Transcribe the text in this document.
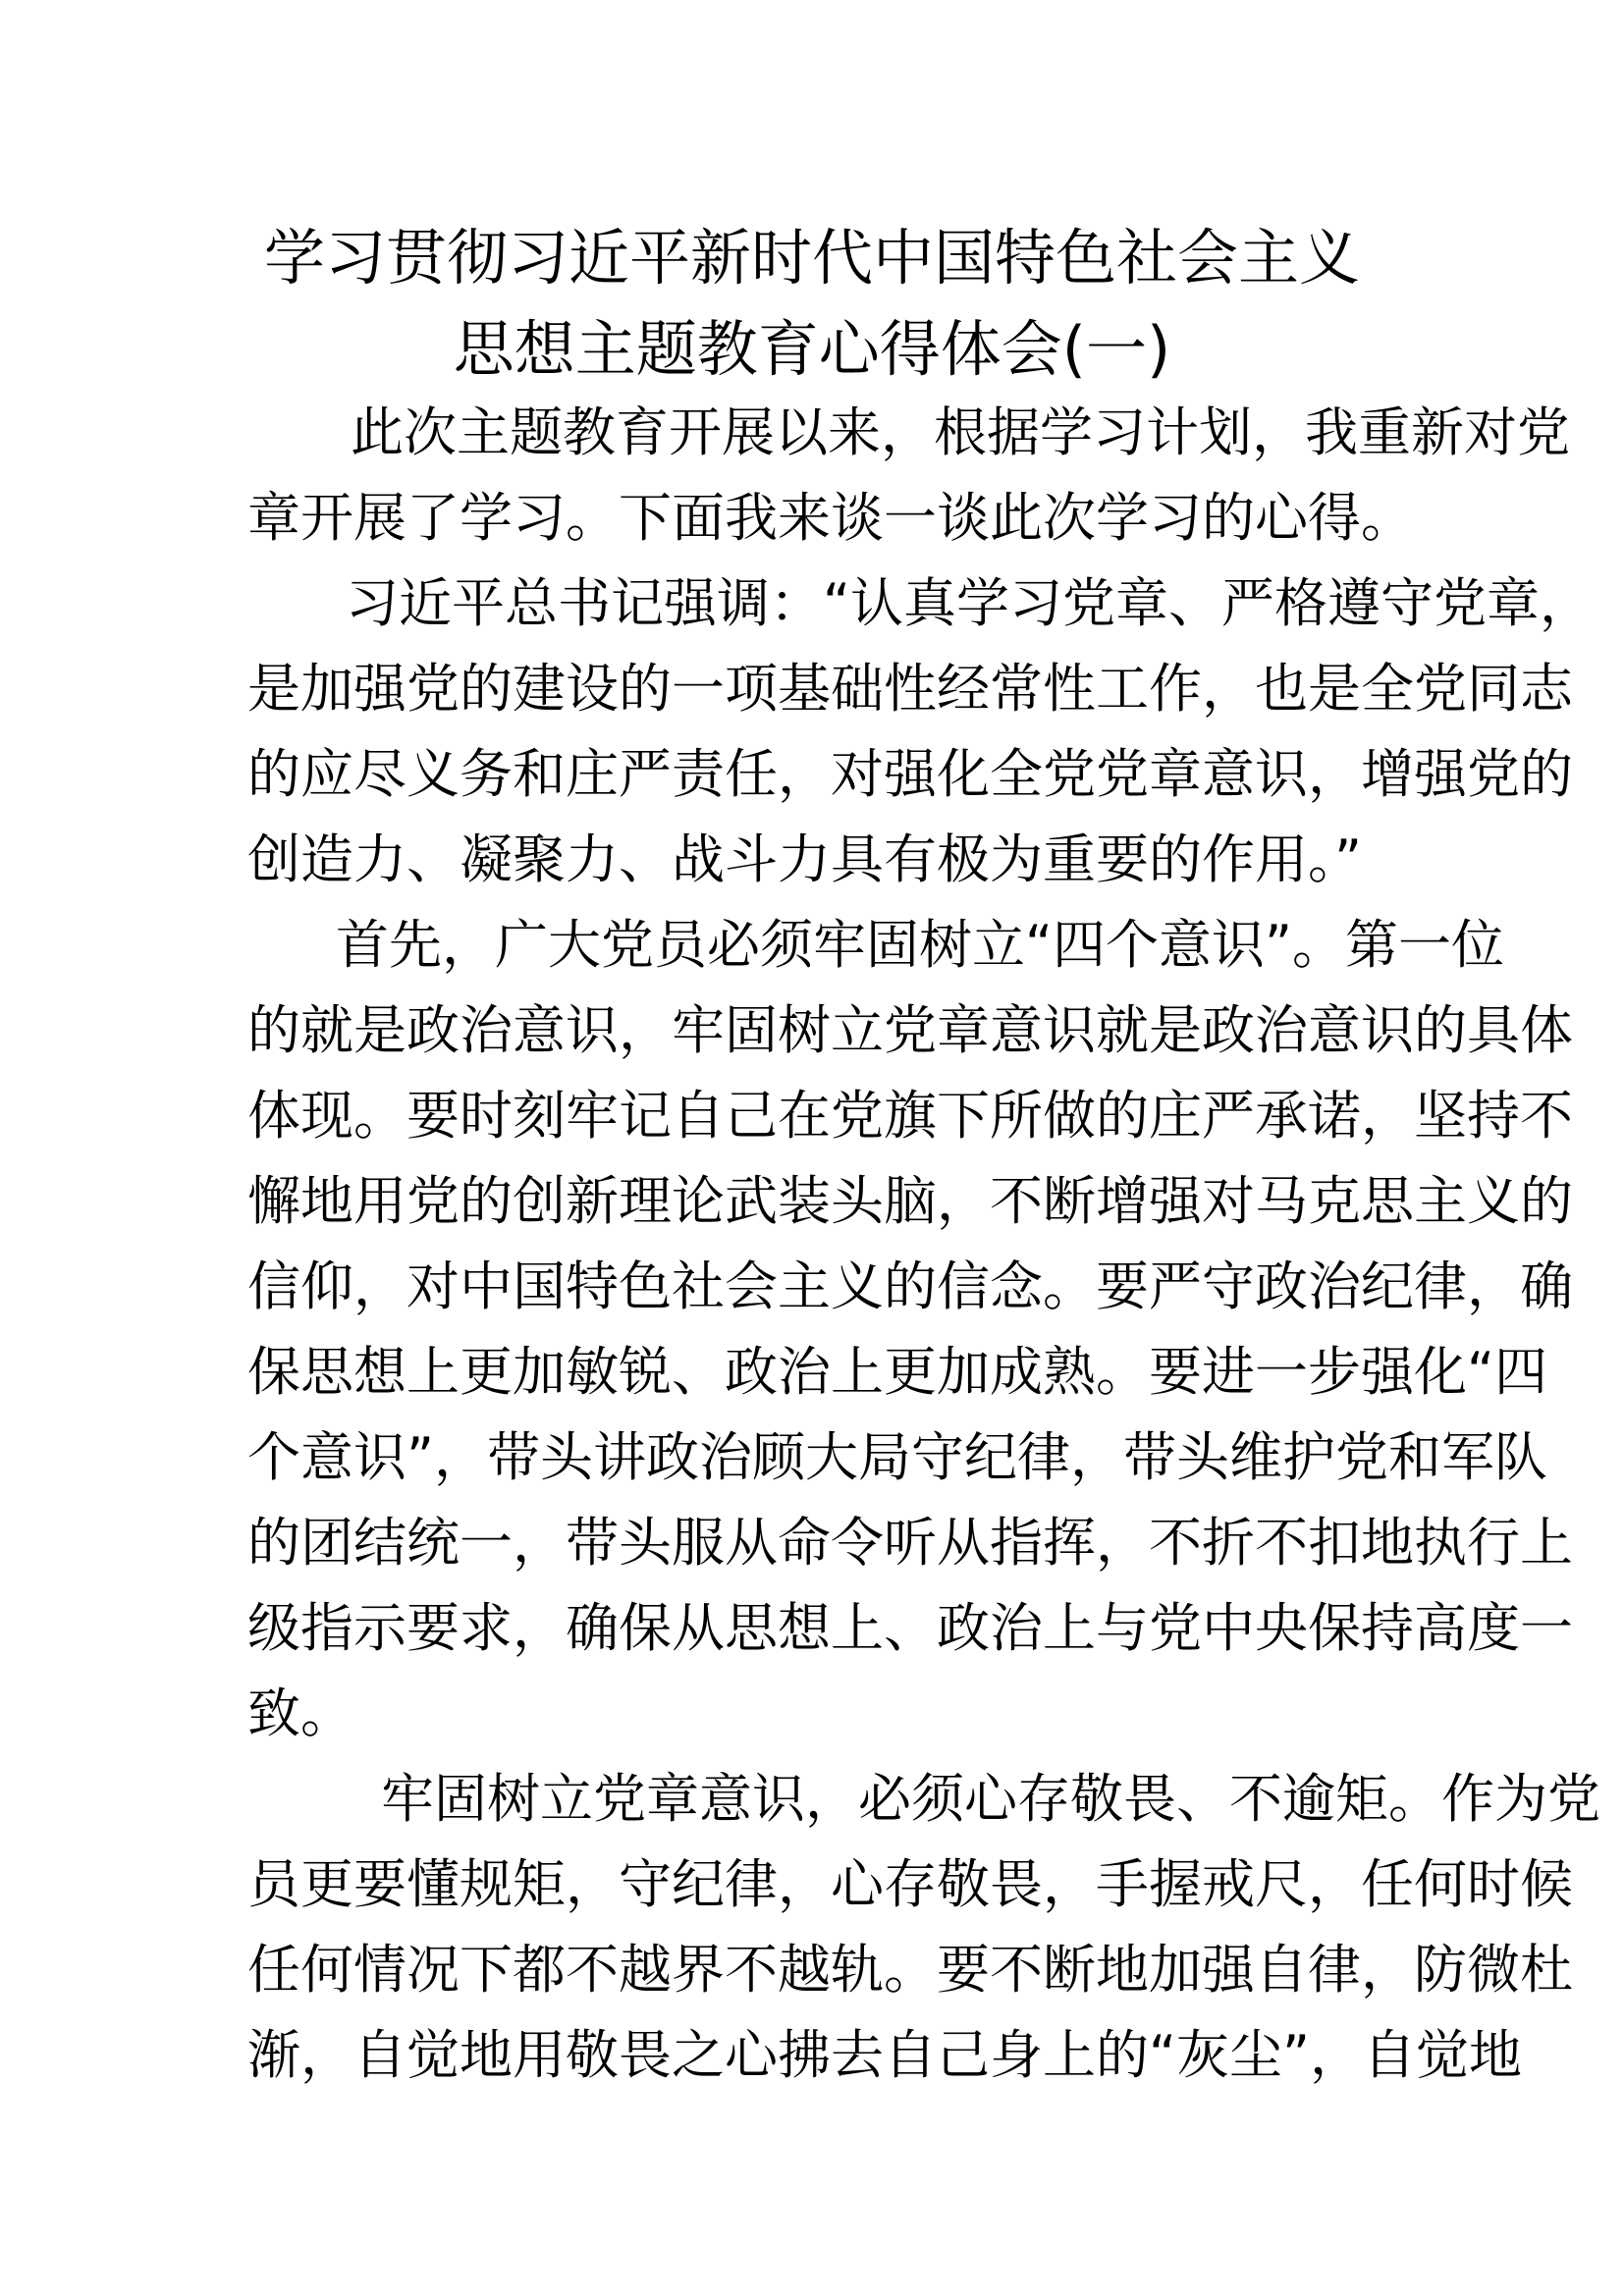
学习贯彻习近平新时代中国特色社会主义
思想主题教育心得体会(一)
此次主题教育开展以来，根据学习计划，我重新对党
章开展了学习。下面我来谈一谈此次学习的心得。
习近平总书记强调：“认真学习党章、严格遵守党章，
是加强党的建设的一项基础性经常性工作，也是全党同志
的应尽义务和庄严责任，对强化全党党章意识，增强党的
创造力、凝聚力、战斗力具有极为重要的作用。”
首先，广大党员必须牢固树立“四个意识”。第一位
的就是政治意识，牢固树立党章意识就是政治意识的具体
体现。要时刻牢记自己在党旗下所做的庄严承诺，坚持不
懈地用党的创新理论武装头脑，不断增强对马克思主义的
信仰，对中国特色社会主义的信念。要严守政治纪律，确
保思想上更加敏锐、政治上更加成熟。要进一步强化“四
个意识”，带头讲政治顾大局守纪律，带头维护党和军队
的团结统一，带头服从命令听从指挥，不折不扣地执行上
级指示要求，确保从思想上、政治上与党中央保持高度一
致。
牢固树立党章意识，必须心存敬畏、不逾矩。作为党
员更要懂规矩，守纪律，心存敬畏，手握戒尺，任何时候
任何情况下都不越界不越轨。要不断地加强自律，防微杜
渐，自觉地用敬畏之心拂去自己身上的“灰尘”，自觉地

:::

Reproduce the whole listing above word for word, but not its pictures.

Transcribe the text in this document.
学习贯彻习近平新时代中国特色社会主义
思想主题教育心得体会(一)
此次主题教育开展以来，根据学习计划，我重新对党
章开展了学习。下面我来谈一谈此次学习的心得。
习近平总书记强调：“认真学习党章、严格遵守党章，
是加强党的建设的一项基础性经常性工作，也是全党同志
的应尽义务和庄严责任，对强化全党党章意识，增强党的
创造力、凝聚力、战斗力具有极为重要的作用。”
首先，广大党员必须牢固树立“四个意识”。第一位
的就是政治意识，牢固树立党章意识就是政治意识的具体
体现。要时刻牢记自己在党旗下所做的庄严承诺，坚持不
懈地用党的创新理论武装头脑，不断增强对马克思主义的
信仰，对中国特色社会主义的信念。要严守政治纪律，确
保思想上更加敏锐、政治上更加成熟。要进一步强化“四
个意识”，带头讲政治顾大局守纪律，带头维护党和军队
的团结统一，带头服从命令听从指挥，不折不扣地执行上
级指示要求，确保从思想上、政治上与党中央保持高度一
致。
牢固树立党章意识，必须心存敬畏、不逾矩。作为党
员更要懂规矩，守纪律，心存敬畏，手握戒尺，任何时候
任何情况下都不越界不越轨。要不断地加强自律，防微杜
渐，自觉地用敬畏之心拂去自己身上的“灰尘”，自觉地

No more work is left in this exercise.